◆ What is needed: Write the next part of the newsgroup post about inheritance and offsetof, picking up right after its last line.

Re: Inheritance and offsetof

From:
James Kanze <james.kanze@gmail.com>
Newsgroups:
comp.lang.c++
Date:
Tue, 22 Sep 2009 14:03:03 -0700 (PDT)
Message-ID:
<c38f692e-57c9-4f62-8d3b-60bb14546040@z28g2000vbl.googlegroups.com>
On Sep 22, 3:10 pm, Marcel M=FCller <news.5.ma...@spamgourmet.com>
wrote:

Francesco S. Carta wrote:

If you already have an instance of your type, you are
right, but otherwise you have to make your own
pseudo-instance. And that is exactly the way the macros
offsetof and my structoffsetof work with all that casts.

Furthermore when dealing with an instance I would prefer to
cast to char*: (char*)&b.m3 - (char*)&(A&)b


Thanks for your explanation, now it's clearer.


I just saw a bug in the example, which may have caused confusion.
It should have been:
   void foo(A*);
   int main()

◆ Data provided:
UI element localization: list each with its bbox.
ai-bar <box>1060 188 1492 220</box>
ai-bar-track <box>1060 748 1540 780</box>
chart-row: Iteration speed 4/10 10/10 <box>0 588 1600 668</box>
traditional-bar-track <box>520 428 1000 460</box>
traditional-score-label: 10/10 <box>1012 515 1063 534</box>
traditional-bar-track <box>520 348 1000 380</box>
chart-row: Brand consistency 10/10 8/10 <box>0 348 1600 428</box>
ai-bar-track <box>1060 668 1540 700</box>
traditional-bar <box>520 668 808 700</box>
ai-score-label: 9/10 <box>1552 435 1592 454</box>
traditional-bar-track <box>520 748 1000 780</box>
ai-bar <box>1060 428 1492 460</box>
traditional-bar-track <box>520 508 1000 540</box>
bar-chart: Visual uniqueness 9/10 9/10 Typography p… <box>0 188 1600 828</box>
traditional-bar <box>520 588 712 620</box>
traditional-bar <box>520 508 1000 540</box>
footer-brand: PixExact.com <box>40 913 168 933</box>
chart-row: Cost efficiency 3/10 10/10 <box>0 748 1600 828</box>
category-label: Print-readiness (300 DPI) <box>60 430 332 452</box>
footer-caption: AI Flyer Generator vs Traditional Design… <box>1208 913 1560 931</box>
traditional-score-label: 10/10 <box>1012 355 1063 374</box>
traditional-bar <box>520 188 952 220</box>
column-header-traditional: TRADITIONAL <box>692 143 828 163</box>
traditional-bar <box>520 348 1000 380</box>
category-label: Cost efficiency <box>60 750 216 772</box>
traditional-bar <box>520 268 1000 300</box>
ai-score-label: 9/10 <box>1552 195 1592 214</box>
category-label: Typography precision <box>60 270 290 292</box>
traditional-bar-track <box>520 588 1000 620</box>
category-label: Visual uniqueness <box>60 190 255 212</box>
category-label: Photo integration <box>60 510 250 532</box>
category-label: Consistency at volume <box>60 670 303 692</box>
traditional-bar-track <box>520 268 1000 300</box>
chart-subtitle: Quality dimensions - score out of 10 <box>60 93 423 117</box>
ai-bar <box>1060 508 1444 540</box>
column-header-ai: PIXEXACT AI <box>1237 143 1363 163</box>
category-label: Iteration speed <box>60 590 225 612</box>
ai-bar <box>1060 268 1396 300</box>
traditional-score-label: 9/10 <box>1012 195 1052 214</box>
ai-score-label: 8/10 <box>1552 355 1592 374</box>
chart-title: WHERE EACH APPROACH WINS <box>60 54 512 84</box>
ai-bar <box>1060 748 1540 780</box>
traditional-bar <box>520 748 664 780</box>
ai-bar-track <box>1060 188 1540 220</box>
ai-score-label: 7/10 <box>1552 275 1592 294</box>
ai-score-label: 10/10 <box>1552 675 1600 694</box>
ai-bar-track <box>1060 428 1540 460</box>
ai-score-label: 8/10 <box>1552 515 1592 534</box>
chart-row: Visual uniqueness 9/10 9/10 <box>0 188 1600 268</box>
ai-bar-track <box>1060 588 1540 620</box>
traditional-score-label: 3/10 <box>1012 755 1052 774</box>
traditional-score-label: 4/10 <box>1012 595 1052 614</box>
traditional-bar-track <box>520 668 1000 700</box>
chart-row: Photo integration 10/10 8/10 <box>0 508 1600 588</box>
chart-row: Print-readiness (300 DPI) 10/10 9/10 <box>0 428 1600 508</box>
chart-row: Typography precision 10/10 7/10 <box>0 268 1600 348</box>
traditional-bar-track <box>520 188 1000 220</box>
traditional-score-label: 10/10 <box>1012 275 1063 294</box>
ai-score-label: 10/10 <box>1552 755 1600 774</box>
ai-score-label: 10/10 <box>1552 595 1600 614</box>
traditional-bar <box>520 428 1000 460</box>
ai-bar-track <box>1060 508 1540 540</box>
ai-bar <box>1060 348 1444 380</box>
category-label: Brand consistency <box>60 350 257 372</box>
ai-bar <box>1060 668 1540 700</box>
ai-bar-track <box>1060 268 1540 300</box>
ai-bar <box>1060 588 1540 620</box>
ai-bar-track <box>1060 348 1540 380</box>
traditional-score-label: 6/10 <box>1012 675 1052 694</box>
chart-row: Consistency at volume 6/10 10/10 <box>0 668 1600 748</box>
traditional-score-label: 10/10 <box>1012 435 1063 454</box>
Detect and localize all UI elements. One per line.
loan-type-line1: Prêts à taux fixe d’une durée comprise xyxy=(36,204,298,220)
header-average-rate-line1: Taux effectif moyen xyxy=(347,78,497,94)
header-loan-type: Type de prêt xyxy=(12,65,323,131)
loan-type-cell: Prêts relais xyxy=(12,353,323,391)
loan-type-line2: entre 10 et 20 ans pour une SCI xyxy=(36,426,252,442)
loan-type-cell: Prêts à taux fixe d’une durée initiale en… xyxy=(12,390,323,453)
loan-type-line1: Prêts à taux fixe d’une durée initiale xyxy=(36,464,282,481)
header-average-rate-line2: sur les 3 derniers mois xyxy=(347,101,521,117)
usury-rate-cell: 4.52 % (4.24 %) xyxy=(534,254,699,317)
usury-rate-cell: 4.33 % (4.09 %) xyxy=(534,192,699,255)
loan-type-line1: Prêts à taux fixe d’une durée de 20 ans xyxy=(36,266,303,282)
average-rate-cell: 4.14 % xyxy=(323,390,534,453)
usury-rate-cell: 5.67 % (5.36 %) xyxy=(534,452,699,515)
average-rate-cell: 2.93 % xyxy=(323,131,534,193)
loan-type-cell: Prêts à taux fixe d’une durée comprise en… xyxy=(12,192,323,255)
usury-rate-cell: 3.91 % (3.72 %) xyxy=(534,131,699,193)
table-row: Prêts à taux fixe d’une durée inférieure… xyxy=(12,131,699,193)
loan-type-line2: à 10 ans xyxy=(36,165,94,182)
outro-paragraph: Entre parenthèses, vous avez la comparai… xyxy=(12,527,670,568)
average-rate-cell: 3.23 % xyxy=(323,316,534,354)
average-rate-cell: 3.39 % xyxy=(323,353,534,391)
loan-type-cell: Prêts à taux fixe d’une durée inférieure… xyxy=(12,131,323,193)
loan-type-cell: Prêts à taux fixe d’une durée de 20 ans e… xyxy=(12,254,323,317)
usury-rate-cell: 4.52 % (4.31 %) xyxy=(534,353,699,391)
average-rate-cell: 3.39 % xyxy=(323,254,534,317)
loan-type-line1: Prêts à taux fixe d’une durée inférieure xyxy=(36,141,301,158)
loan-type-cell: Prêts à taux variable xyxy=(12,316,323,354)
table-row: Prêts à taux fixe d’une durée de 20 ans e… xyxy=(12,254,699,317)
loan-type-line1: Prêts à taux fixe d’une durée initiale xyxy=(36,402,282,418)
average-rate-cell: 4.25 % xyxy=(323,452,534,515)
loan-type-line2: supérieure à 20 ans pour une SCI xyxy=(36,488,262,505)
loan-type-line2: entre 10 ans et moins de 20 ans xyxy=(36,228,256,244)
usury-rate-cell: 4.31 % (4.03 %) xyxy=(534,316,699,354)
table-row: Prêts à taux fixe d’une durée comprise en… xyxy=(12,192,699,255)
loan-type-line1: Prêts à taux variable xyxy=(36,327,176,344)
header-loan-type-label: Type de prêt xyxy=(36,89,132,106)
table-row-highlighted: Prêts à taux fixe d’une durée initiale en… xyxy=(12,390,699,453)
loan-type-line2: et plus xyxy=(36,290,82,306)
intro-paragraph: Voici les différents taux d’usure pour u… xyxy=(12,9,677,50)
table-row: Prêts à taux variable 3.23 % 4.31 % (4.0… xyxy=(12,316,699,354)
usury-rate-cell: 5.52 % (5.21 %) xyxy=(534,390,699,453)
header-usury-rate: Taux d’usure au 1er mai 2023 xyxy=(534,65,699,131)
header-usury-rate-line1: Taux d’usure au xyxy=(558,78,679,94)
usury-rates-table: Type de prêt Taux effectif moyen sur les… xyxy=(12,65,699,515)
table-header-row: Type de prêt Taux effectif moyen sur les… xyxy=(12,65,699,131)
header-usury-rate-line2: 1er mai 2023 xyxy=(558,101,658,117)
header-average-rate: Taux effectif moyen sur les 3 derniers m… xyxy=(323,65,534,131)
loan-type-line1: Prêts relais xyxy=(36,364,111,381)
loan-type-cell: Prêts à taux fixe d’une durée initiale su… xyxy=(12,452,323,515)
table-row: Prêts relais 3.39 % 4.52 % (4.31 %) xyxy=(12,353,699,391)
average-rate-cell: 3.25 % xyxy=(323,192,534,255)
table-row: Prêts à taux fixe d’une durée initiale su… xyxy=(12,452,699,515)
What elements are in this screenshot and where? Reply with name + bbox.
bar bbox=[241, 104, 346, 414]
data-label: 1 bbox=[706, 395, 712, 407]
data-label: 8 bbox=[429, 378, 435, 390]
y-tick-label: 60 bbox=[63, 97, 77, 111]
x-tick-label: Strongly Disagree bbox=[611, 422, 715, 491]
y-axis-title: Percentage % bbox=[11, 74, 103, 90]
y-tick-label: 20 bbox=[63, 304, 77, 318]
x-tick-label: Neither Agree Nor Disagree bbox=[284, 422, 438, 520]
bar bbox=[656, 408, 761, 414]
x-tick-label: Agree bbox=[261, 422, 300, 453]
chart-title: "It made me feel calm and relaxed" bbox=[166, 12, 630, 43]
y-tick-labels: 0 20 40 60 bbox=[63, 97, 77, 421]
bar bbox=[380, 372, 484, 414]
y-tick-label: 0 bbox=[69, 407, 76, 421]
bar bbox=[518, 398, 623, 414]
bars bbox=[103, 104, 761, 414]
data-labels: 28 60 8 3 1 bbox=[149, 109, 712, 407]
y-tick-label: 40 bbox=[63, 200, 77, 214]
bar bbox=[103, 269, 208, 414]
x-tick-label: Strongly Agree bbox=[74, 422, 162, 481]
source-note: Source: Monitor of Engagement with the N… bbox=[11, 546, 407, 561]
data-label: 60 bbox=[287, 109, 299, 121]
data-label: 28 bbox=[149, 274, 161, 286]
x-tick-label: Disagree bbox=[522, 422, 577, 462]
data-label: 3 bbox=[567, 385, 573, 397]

◆ Result of this exercise:
   { B b;
     b.m1 = offsetof(B, m3) - structoffsetof(B, A);
     foo(&b);
     return 0;
   }

I still think you could avoid those macros, also you could
avoid C- style casts.


I think there is no way of implementing things like offsetof
without a C-style cast.


The most obvious way of implementing offsetof is something like:
    #define offsetof( type, elem ) __builtin_offsetof( type, elem )
No casts, C-style or otherwise.

I'm just saying this because I've been told several times to
never use C-style casts,


This works unless you have to deal with void* or something
like offsetof.


No. The only thing a C-style cast can do that static_cast or
reinterpret_cast (combined with const_cast) can't is cast to a
private base class.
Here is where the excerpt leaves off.